--- Start of DATASET RECORDS ---

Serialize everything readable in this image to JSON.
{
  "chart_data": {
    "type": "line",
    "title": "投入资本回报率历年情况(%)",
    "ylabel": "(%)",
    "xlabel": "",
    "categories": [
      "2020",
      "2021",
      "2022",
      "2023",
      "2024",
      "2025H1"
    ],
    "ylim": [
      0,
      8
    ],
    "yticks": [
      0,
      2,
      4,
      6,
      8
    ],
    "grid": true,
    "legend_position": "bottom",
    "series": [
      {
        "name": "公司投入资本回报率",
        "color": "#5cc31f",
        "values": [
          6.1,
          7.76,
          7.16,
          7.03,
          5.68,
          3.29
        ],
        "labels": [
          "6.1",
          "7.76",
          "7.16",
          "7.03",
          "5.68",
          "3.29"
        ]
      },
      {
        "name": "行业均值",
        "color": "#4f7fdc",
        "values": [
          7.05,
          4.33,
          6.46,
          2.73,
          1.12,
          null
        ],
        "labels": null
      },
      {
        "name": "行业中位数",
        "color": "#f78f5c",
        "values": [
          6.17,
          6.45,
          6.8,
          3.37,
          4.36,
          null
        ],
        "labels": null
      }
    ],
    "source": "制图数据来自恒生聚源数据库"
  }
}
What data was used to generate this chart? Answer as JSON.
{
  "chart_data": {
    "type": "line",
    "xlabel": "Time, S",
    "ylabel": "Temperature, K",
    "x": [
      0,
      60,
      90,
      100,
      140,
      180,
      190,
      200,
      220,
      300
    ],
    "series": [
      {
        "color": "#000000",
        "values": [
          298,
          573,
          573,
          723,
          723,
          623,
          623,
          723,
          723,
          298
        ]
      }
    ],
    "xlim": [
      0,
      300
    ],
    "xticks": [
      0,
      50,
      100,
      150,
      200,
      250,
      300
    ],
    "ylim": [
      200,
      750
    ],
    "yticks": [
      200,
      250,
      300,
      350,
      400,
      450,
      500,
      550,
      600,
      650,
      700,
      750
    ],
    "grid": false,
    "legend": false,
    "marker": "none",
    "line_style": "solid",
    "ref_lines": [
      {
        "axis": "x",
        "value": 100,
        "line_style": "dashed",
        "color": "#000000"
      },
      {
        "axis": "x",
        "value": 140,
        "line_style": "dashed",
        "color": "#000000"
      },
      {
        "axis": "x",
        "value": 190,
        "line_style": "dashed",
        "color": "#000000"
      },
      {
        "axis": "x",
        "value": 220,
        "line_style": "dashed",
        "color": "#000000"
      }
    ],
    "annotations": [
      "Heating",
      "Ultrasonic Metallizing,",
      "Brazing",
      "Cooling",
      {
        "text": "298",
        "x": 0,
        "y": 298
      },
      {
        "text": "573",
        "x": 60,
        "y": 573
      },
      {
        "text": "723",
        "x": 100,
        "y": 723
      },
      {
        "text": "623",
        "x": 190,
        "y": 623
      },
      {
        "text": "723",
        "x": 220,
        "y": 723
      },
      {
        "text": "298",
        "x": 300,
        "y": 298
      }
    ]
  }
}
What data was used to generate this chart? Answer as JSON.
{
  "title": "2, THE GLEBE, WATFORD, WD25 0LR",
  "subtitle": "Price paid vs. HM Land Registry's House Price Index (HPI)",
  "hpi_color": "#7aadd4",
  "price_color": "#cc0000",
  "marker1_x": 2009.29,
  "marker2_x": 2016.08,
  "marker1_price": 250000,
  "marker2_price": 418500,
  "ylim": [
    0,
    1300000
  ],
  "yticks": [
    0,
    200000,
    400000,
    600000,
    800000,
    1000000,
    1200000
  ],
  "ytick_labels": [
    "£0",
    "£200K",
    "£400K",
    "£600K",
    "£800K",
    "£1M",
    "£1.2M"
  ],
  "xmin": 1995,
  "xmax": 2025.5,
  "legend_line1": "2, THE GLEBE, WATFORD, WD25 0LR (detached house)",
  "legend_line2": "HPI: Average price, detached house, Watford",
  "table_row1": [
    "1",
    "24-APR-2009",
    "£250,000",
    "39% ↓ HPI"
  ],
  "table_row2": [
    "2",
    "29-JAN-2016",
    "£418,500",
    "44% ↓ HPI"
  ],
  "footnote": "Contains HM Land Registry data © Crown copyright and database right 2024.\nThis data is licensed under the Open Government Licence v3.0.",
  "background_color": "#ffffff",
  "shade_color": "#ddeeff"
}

--- End of DATASET RECORDS ---

INSTRUCTIONS TO FOLLOW — Type out the whole listing above again, exactly as it stands.

WRITTEN REPLY —
Serialize everything readable in this image to JSON.
{
  "chart_data": {
    "type": "line",
    "title": "投入资本回报率历年情况(%)",
    "ylabel": "(%)",
    "xlabel": "",
    "categories": [
      "2020",
      "2021",
      "2022",
      "2023",
      "2024",
      "2025H1"
    ],
    "ylim": [
      0,
      8
    ],
    "yticks": [
      0,
      2,
      4,
      6,
      8
    ],
    "grid": true,
    "legend_position": "bottom",
    "series": [
      {
        "name": "公司投入资本回报率",
        "color": "#5cc31f",
        "values": [
          6.1,
          7.76,
          7.16,
          7.03,
          5.68,
          3.29
        ],
        "labels": [
          "6.1",
          "7.76",
          "7.16",
          "7.03",
          "5.68",
          "3.29"
        ]
      },
      {
        "name": "行业均值",
        "color": "#4f7fdc",
        "values": [
          7.05,
          4.33,
          6.46,
          2.73,
          1.12,
          null
        ],
        "labels": null
      },
      {
        "name": "行业中位数",
        "color": "#f78f5c",
        "values": [
          6.17,
          6.45,
          6.8,
          3.37,
          4.36,
          null
        ],
        "labels": null
      }
    ],
    "source": "制图数据来自恒生聚源数据库"
  }
}
What data was used to generate this chart? Answer as JSON.
{
  "chart_data": {
    "type": "line",
    "xlabel": "Time, S",
    "ylabel": "Temperature, K",
    "x": [
      0,
      60,
      90,
      100,
      140,
      180,
      190,
      200,
      220,
      300
    ],
    "series": [
      {
        "color": "#000000",
        "values": [
          298,
          573,
          573,
          723,
          723,
          623,
          623,
          723,
          723,
          298
        ]
      }
    ],
    "xlim": [
      0,
      300
    ],
    "xticks": [
      0,
      50,
      100,
      150,
      200,
      250,
      300
    ],
    "ylim": [
      200,
      750
    ],
    "yticks": [
      200,
      250,
      300,
      350,
      400,
      450,
      500,
      550,
      600,
      650,
      700,
      750
    ],
    "grid": false,
    "legend": false,
    "marker": "none",
    "line_style": "solid",
    "ref_lines": [
      {
        "axis": "x",
        "value": 100,
        "line_style": "dashed",
        "color": "#000000"
      },
      {
        "axis": "x",
        "value": 140,
        "line_style": "dashed",
        "color": "#000000"
      },
      {
        "axis": "x",
        "value": 190,
        "line_style": "dashed",
        "color": "#000000"
      },
      {
        "axis": "x",
        "value": 220,
        "line_style": "dashed",
        "color": "#000000"
      }
    ],
    "annotations": [
      "Heating",
      "Ultrasonic Metallizing,",
      "Brazing",
      "Cooling",
      {
        "text": "298",
        "x": 0,
        "y": 298
      },
      {
        "text": "573",
        "x": 60,
        "y": 573
      },
      {
        "text": "723",
        "x": 100,
        "y": 723
      },
      {
        "text": "623",
        "x": 190,
        "y": 623
      },
      {
        "text": "723",
        "x": 220,
        "y": 723
      },
      {
        "text": "298",
        "x": 300,
        "y": 298
      }
    ]
  }
}
What data was used to generate this chart? Answer as JSON.
{
  "title": "2, THE GLEBE, WATFORD, WD25 0LR",
  "subtitle": "Price paid vs. HM Land Registry's House Price Index (HPI)",
  "hpi_color": "#7aadd4",
  "price_color": "#cc0000",
  "marker1_x": 2009.29,
  "marker2_x": 2016.08,
  "marker1_price": 250000,
  "marker2_price": 418500,
  "ylim": [
    0,
    1300000
  ],
  "yticks": [
    0,
    200000,
    400000,
    600000,
    800000,
    1000000,
    1200000
  ],
  "ytick_labels": [
    "£0",
    "£200K",
    "£400K",
    "£600K",
    "£800K",
    "£1M",
    "£1.2M"
  ],
  "xmin": 1995,
  "xmax": 2025.5,
  "legend_line1": "2, THE GLEBE, WATFORD, WD25 0LR (detached house)",
  "legend_line2": "HPI: Average price, detached house, Watford",
  "table_row1": [
    "1",
    "24-APR-2009",
    "£250,000",
    "39% ↓ HPI"
  ],
  "table_row2": [
    "2",
    "29-JAN-2016",
    "£418,500",
    "44% ↓ HPI"
  ],
  "footnote": "Contains HM Land Registry data © Crown copyright and database right 2024.\nThis data is licensed under the Open Government Licence v3.0.",
  "background_color": "#ffffff",
  "shade_color": "#ddeeff"
}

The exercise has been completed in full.